• _Records for processing_
□ □ □ □ □

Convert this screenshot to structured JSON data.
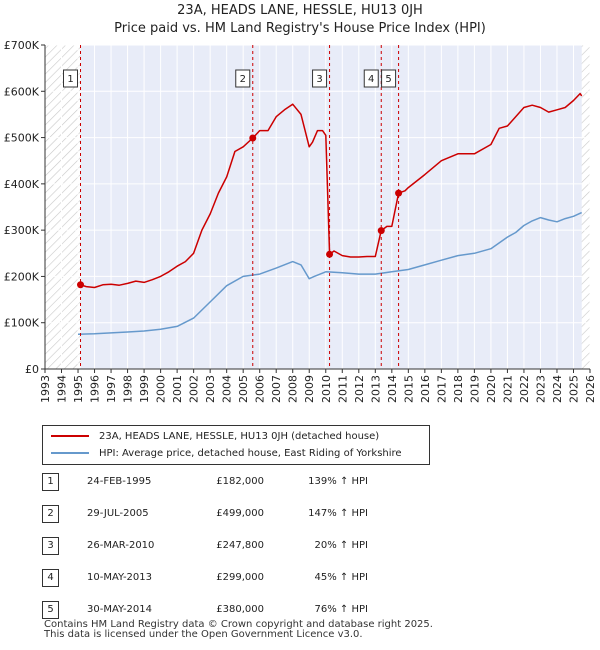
{
  "title_line1": "23A, HEADS LANE, HESSLE, HU13 0JH",
  "title_line2": "Price paid vs. HM Land Registry's House Price Index (HPI)",
  "colors": {
    "property": "#cc0000",
    "hpi": "#6699cc",
    "shade": "#e8ecf8",
    "grid": "#ffffff"
  },
  "chart_data": {
    "type": "line",
    "title": "23A, HEADS LANE, HESSLE, HU13 0JH — Price paid vs. HM Land Registry's House Price Index (HPI)",
    "xlim": [
      1993,
      2026
    ],
    "ylim": [
      0,
      700000
    ],
    "yticks": [
      {
        "value": 0,
        "label": "£0"
      },
      {
        "value": 100000,
        "label": "£100K"
      },
      {
        "value": 200000,
        "label": "£200K"
      },
      {
        "value": 300000,
        "label": "£300K"
      },
      {
        "value": 400000,
        "label": "£400K"
      },
      {
        "value": 500000,
        "label": "£500K"
      },
      {
        "value": 600000,
        "label": "£600K"
      },
      {
        "value": 700000,
        "label": "£700K"
      }
    ],
    "xticks": [
      "1993",
      "1994",
      "1995",
      "1996",
      "1997",
      "1998",
      "1999",
      "2000",
      "2001",
      "2002",
      "2003",
      "2004",
      "2005",
      "2006",
      "2007",
      "2008",
      "2009",
      "2010",
      "2011",
      "2012",
      "2013",
      "2014",
      "2015",
      "2016",
      "2017",
      "2018",
      "2019",
      "2020",
      "2021",
      "2022",
      "2023",
      "2024",
      "2025",
      "2026"
    ],
    "hatch_before": 1995.15,
    "hatch_after": 2025.5,
    "series": [
      {
        "name": "23A, HEADS LANE, HESSLE, HU13 0JH (detached house)",
        "color": "#cc0000",
        "x": [
          1995.15,
          1995.5,
          1996.0,
          1996.5,
          1997.0,
          1997.5,
          1998.0,
          1998.5,
          1999.0,
          1999.5,
          2000.0,
          2000.5,
          2001.0,
          2001.5,
          2002.0,
          2002.5,
          2003.0,
          2003.5,
          2004.0,
          2004.5,
          2005.0,
          2005.58,
          2006.0,
          2006.5,
          2007.0,
          2007.5,
          2008.0,
          2008.5,
          2009.0,
          2009.2,
          2009.5,
          2009.8,
          2010.0,
          2010.23,
          2010.5,
          2011.0,
          2011.5,
          2012.0,
          2012.5,
          2013.0,
          2013.36,
          2013.7,
          2014.0,
          2014.41,
          2014.8,
          2015.0,
          2016.0,
          2017.0,
          2018.0,
          2019.0,
          2020.0,
          2020.5,
          2021.0,
          2021.5,
          2022.0,
          2022.5,
          2023.0,
          2023.5,
          2024.0,
          2024.5,
          2025.0,
          2025.4,
          2025.5
        ],
        "y": [
          182000,
          178000,
          176000,
          182000,
          183000,
          181000,
          185000,
          190000,
          187000,
          193000,
          200000,
          210000,
          222000,
          232000,
          250000,
          300000,
          335000,
          380000,
          415000,
          470000,
          480000,
          499000,
          515000,
          515000,
          545000,
          560000,
          572000,
          550000,
          480000,
          490000,
          515000,
          515000,
          505000,
          247800,
          255000,
          245000,
          242000,
          242000,
          243000,
          243000,
          299000,
          308000,
          308000,
          380000,
          385000,
          392000,
          420000,
          450000,
          465000,
          465000,
          485000,
          520000,
          525000,
          545000,
          565000,
          570000,
          565000,
          555000,
          560000,
          565000,
          580000,
          595000,
          590000
        ]
      },
      {
        "name": "HPI: Average price, detached house, East Riding of Yorkshire",
        "color": "#6699cc",
        "x": [
          1995.0,
          1996.0,
          1997.0,
          1998.0,
          1999.0,
          2000.0,
          2001.0,
          2002.0,
          2003.0,
          2004.0,
          2005.0,
          2006.0,
          2007.0,
          2008.0,
          2008.5,
          2009.0,
          2009.3,
          2010.0,
          2011.0,
          2012.0,
          2013.0,
          2014.0,
          2015.0,
          2016.0,
          2017.0,
          2018.0,
          2019.0,
          2020.0,
          2021.0,
          2021.5,
          2022.0,
          2022.5,
          2023.0,
          2023.5,
          2024.0,
          2024.5,
          2025.0,
          2025.5
        ],
        "y": [
          75000,
          76000,
          78000,
          80000,
          82000,
          86000,
          92000,
          110000,
          145000,
          180000,
          200000,
          205000,
          218000,
          232000,
          225000,
          195000,
          200000,
          210000,
          208000,
          205000,
          205000,
          210000,
          215000,
          225000,
          235000,
          245000,
          250000,
          260000,
          285000,
          295000,
          310000,
          320000,
          327000,
          322000,
          318000,
          325000,
          330000,
          338000
        ]
      }
    ],
    "sales": [
      {
        "num": "1",
        "x": 1995.15,
        "y": 182000,
        "date": "24-FEB-1995",
        "price": "£182,000",
        "hpi": "139% ↑ HPI"
      },
      {
        "num": "2",
        "x": 2005.58,
        "y": 499000,
        "date": "29-JUL-2005",
        "price": "£499,000",
        "hpi": "147% ↑ HPI"
      },
      {
        "num": "3",
        "x": 2010.23,
        "y": 247800,
        "date": "26-MAR-2010",
        "price": "£247,800",
        "hpi": "20% ↑ HPI"
      },
      {
        "num": "4",
        "x": 2013.36,
        "y": 299000,
        "date": "10-MAY-2013",
        "price": "£299,000",
        "hpi": "45% ↑ HPI"
      },
      {
        "num": "5",
        "x": 2014.41,
        "y": 380000,
        "date": "30-MAY-2014",
        "price": "£380,000",
        "hpi": "76% ↑ HPI"
      }
    ]
  },
  "legend": {
    "property_label": "23A, HEADS LANE, HESSLE, HU13 0JH (detached house)",
    "hpi_label": "HPI: Average price, detached house, East Riding of Yorkshire"
  },
  "footer_line1": "Contains HM Land Registry data © Crown copyright and database right 2025.",
  "footer_line2": "This data is licensed under the Open Government Licence v3.0."
}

□ □ □ □ □

• _Problem to solve_
Which lines hold the word "LANE"? Copy each of them from the records.

• _Solution to the problem_
  "title_line1": "23A, HEADS LANE, HESSLE, HU13 0JH",
    "title": "23A, HEADS LANE, HESSLE, HU13 0JH — Price paid vs. HM Land Registry's House Price Index (HPI)",
        "name": "23A, HEADS LANE, HESSLE, HU13 0JH (detached house)",
    "property_label": "23A, HEADS LANE, HESSLE, HU13 0JH (detached house)",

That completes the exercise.